____ Records provided

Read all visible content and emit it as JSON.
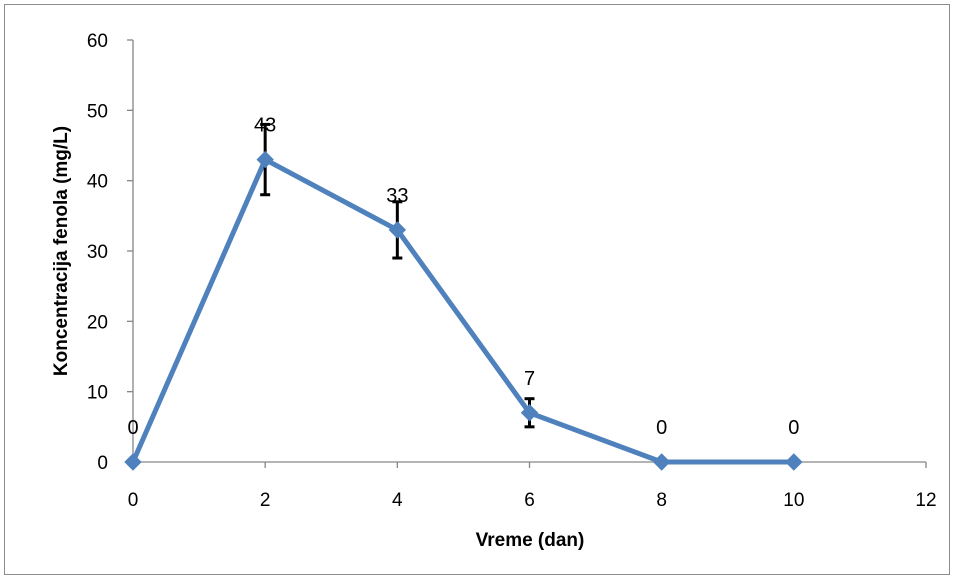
{
  "chart_data": {
    "type": "line",
    "title": "",
    "xlabel": "Vreme (dan)",
    "ylabel": "Koncentracija fenola (mg/L)",
    "xlim": [
      0,
      12
    ],
    "ylim": [
      0,
      60
    ],
    "x_ticks": [
      "0",
      "2",
      "4",
      "6",
      "8",
      "10",
      "12"
    ],
    "y_ticks": [
      "0",
      "10",
      "20",
      "30",
      "40",
      "50",
      "60"
    ],
    "grid": false,
    "legend": "none",
    "series": [
      {
        "color": "#4f81bd",
        "x": [
          0,
          2,
          4,
          6,
          8,
          10
        ],
        "y": [
          0,
          43,
          33,
          7,
          0,
          0
        ],
        "data_labels": [
          "0",
          "43",
          "33",
          "7",
          "0",
          "0"
        ],
        "error_bars": [
          0,
          5,
          4,
          2,
          0,
          0
        ]
      }
    ]
  }
}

________

### Task prompt
Exclude the pictures and transcribe all of the entries exactly.

### Completed exercise
Read all visible content and emit it as JSON.
{
  "chart_data": {
    "type": "line",
    "title": "",
    "xlabel": "Vreme (dan)",
    "ylabel": "Koncentracija fenola (mg/L)",
    "xlim": [
      0,
      12
    ],
    "ylim": [
      0,
      60
    ],
    "x_ticks": [
      "0",
      "2",
      "4",
      "6",
      "8",
      "10",
      "12"
    ],
    "y_ticks": [
      "0",
      "10",
      "20",
      "30",
      "40",
      "50",
      "60"
    ],
    "grid": false,
    "legend": "none",
    "series": [
      {
        "color": "#4f81bd",
        "x": [
          0,
          2,
          4,
          6,
          8,
          10
        ],
        "y": [
          0,
          43,
          33,
          7,
          0,
          0
        ],
        "data_labels": [
          "0",
          "43",
          "33",
          "7",
          "0",
          "0"
        ],
        "error_bars": [
          0,
          5,
          4,
          2,
          0,
          0
        ]
      }
    ]
  }
}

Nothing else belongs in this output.